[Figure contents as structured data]
---------------

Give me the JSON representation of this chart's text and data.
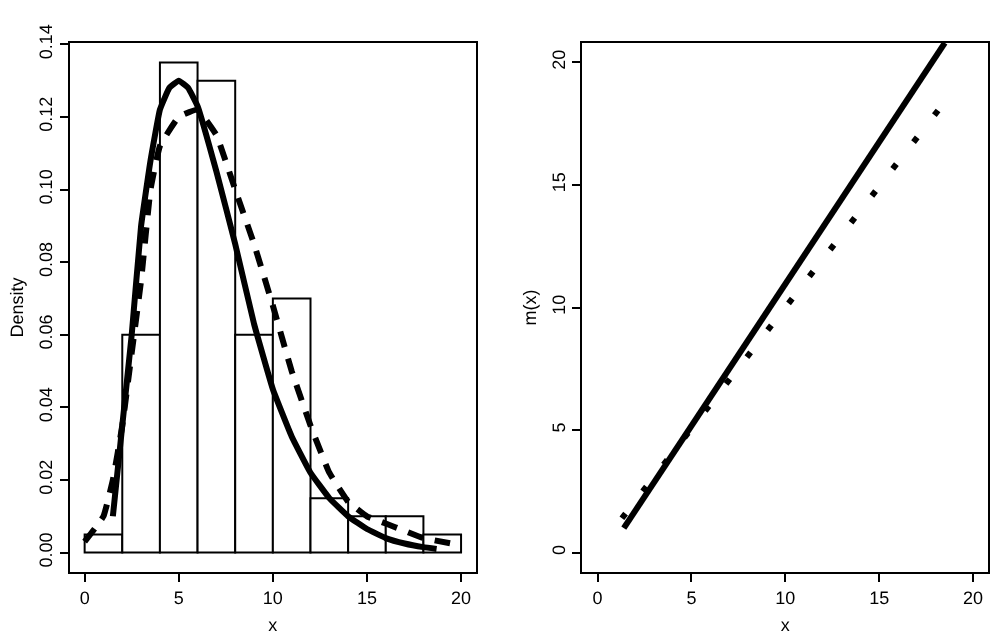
{
  "chart_data": [
    {
      "type": "histogram",
      "xlabel": "x",
      "ylabel": "Density",
      "bins": [
        0,
        2,
        4,
        6,
        8,
        10,
        12,
        14,
        16,
        18,
        20
      ],
      "values": [
        0.005,
        0.06,
        0.135,
        0.13,
        0.06,
        0.07,
        0.015,
        0.01,
        0.01,
        0.005
      ],
      "color": "#ffffff",
      "series": [
        {
          "type": "line",
          "line_style": "solid",
          "color": "#000000",
          "x": [
            1.5,
            2,
            2.5,
            3,
            3.5,
            4,
            4.5,
            5,
            5.5,
            6,
            7,
            8,
            9,
            10,
            11,
            12,
            13,
            14,
            15,
            16,
            17,
            18,
            18.7
          ],
          "values": [
            0.01,
            0.035,
            0.06,
            0.09,
            0.108,
            0.122,
            0.128,
            0.13,
            0.128,
            0.123,
            0.105,
            0.085,
            0.063,
            0.045,
            0.032,
            0.022,
            0.015,
            0.01,
            0.0065,
            0.004,
            0.0025,
            0.0015,
            0.001
          ]
        },
        {
          "type": "line",
          "line_style": "dashed",
          "color": "#000000",
          "x": [
            0,
            1,
            1.5,
            2,
            2.5,
            3,
            3.5,
            4,
            5,
            6,
            7,
            8,
            9,
            10,
            11,
            12,
            13,
            14,
            15,
            16,
            17,
            18,
            20
          ],
          "values": [
            0.003,
            0.01,
            0.02,
            0.035,
            0.055,
            0.075,
            0.1,
            0.112,
            0.12,
            0.122,
            0.115,
            0.1,
            0.085,
            0.068,
            0.05,
            0.035,
            0.022,
            0.014,
            0.01,
            0.008,
            0.006,
            0.004,
            0.002
          ]
        }
      ],
      "xlim": [
        -0.8,
        20.8
      ],
      "ylim": [
        -0.0054,
        0.1404
      ],
      "xticks": [
        0,
        5,
        10,
        15,
        20
      ],
      "yticks": [
        {
          "value": 0,
          "label": "0.00"
        },
        {
          "value": 0.02,
          "label": "0.02"
        },
        {
          "value": 0.04,
          "label": "0.04"
        },
        {
          "value": 0.06,
          "label": "0.06"
        },
        {
          "value": 0.08,
          "label": "0.08"
        },
        {
          "value": 0.1,
          "label": "0.10"
        },
        {
          "value": 0.12,
          "label": "0.12"
        },
        {
          "value": 0.14,
          "label": "0.14"
        }
      ]
    },
    {
      "type": "line",
      "xlabel": "x",
      "ylabel": "m(x)",
      "series": [
        {
          "type": "line",
          "line_style": "solid",
          "color": "#000000",
          "x": [
            1.4,
            18.5
          ],
          "values": [
            1.0,
            20.8
          ]
        },
        {
          "type": "line",
          "line_style": "dotted",
          "color": "#000000",
          "x": [
            1.3,
            18.5
          ],
          "values": [
            1.4,
            18.4
          ]
        }
      ],
      "xlim": [
        -0.8,
        20.8
      ],
      "ylim": [
        -0.8,
        20.8
      ],
      "xticks": [
        0,
        5,
        10,
        15,
        20
      ],
      "yticks": [
        0,
        5,
        10,
        15,
        20
      ]
    }
  ]
}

---------------

> _Task brief_
Nothing in the entries should change as you copy them, except that the pictures are left out.

> _Full solution_
Give me the JSON representation of this chart's text and data.
{
  "chart_data": [
    {
      "type": "histogram",
      "xlabel": "x",
      "ylabel": "Density",
      "bins": [
        0,
        2,
        4,
        6,
        8,
        10,
        12,
        14,
        16,
        18,
        20
      ],
      "values": [
        0.005,
        0.06,
        0.135,
        0.13,
        0.06,
        0.07,
        0.015,
        0.01,
        0.01,
        0.005
      ],
      "color": "#ffffff",
      "series": [
        {
          "type": "line",
          "line_style": "solid",
          "color": "#000000",
          "x": [
            1.5,
            2,
            2.5,
            3,
            3.5,
            4,
            4.5,
            5,
            5.5,
            6,
            7,
            8,
            9,
            10,
            11,
            12,
            13,
            14,
            15,
            16,
            17,
            18,
            18.7
          ],
          "values": [
            0.01,
            0.035,
            0.06,
            0.09,
            0.108,
            0.122,
            0.128,
            0.13,
            0.128,
            0.123,
            0.105,
            0.085,
            0.063,
            0.045,
            0.032,
            0.022,
            0.015,
            0.01,
            0.0065,
            0.004,
            0.0025,
            0.0015,
            0.001
          ]
        },
        {
          "type": "line",
          "line_style": "dashed",
          "color": "#000000",
          "x": [
            0,
            1,
            1.5,
            2,
            2.5,
            3,
            3.5,
            4,
            5,
            6,
            7,
            8,
            9,
            10,
            11,
            12,
            13,
            14,
            15,
            16,
            17,
            18,
            20
          ],
          "values": [
            0.003,
            0.01,
            0.02,
            0.035,
            0.055,
            0.075,
            0.1,
            0.112,
            0.12,
            0.122,
            0.115,
            0.1,
            0.085,
            0.068,
            0.05,
            0.035,
            0.022,
            0.014,
            0.01,
            0.008,
            0.006,
            0.004,
            0.002
          ]
        }
      ],
      "xlim": [
        -0.8,
        20.8
      ],
      "ylim": [
        -0.0054,
        0.1404
      ],
      "xticks": [
        0,
        5,
        10,
        15,
        20
      ],
      "yticks": [
        {
          "value": 0,
          "label": "0.00"
        },
        {
          "value": 0.02,
          "label": "0.02"
        },
        {
          "value": 0.04,
          "label": "0.04"
        },
        {
          "value": 0.06,
          "label": "0.06"
        },
        {
          "value": 0.08,
          "label": "0.08"
        },
        {
          "value": 0.1,
          "label": "0.10"
        },
        {
          "value": 0.12,
          "label": "0.12"
        },
        {
          "value": 0.14,
          "label": "0.14"
        }
      ]
    },
    {
      "type": "line",
      "xlabel": "x",
      "ylabel": "m(x)",
      "series": [
        {
          "type": "line",
          "line_style": "solid",
          "color": "#000000",
          "x": [
            1.4,
            18.5
          ],
          "values": [
            1.0,
            20.8
          ]
        },
        {
          "type": "line",
          "line_style": "dotted",
          "color": "#000000",
          "x": [
            1.3,
            18.5
          ],
          "values": [
            1.4,
            18.4
          ]
        }
      ],
      "xlim": [
        -0.8,
        20.8
      ],
      "ylim": [
        -0.8,
        20.8
      ],
      "xticks": [
        0,
        5,
        10,
        15,
        20
      ],
      "yticks": [
        0,
        5,
        10,
        15,
        20
      ]
    }
  ]
}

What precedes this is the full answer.